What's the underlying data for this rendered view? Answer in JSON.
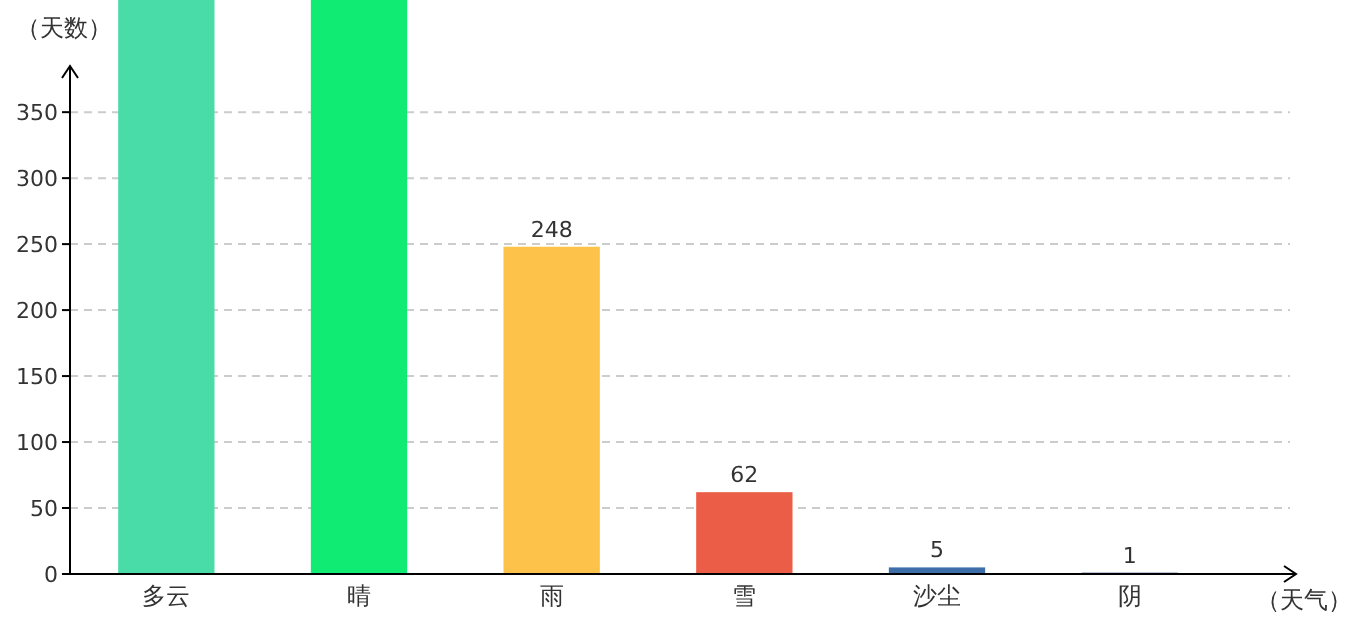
{
  "chart_data": {
    "type": "bar",
    "ylabel": "（天数）",
    "xlabel": "（天气）",
    "categories": [
      "多云",
      "晴",
      "雨",
      "雪",
      "沙尘",
      "阴"
    ],
    "values": [
      435,
      435,
      248,
      62,
      5,
      1
    ],
    "colors": [
      "#4adca8",
      "#10eb73",
      "#fcc24a",
      "#eb5d47",
      "#3d6ea9",
      "#2a4a8a"
    ],
    "value_labels": [
      null,
      null,
      "248",
      "62",
      "5",
      "1"
    ],
    "ylim": [
      0,
      435
    ],
    "yticks": [
      0,
      50,
      100,
      150,
      200,
      250,
      300,
      350
    ],
    "grid": "y"
  }
}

- **What is needed**:
Extract all the entries word for word; omit any pictures.

- **Written answer**:
What's the underlying data for this rendered view? Answer in JSON.
{
  "chart_data": {
    "type": "bar",
    "ylabel": "（天数）",
    "xlabel": "（天气）",
    "categories": [
      "多云",
      "晴",
      "雨",
      "雪",
      "沙尘",
      "阴"
    ],
    "values": [
      435,
      435,
      248,
      62,
      5,
      1
    ],
    "colors": [
      "#4adca8",
      "#10eb73",
      "#fcc24a",
      "#eb5d47",
      "#3d6ea9",
      "#2a4a8a"
    ],
    "value_labels": [
      null,
      null,
      "248",
      "62",
      "5",
      "1"
    ],
    "ylim": [
      0,
      435
    ],
    "yticks": [
      0,
      50,
      100,
      150,
      200,
      250,
      300,
      350
    ],
    "grid": "y"
  }
}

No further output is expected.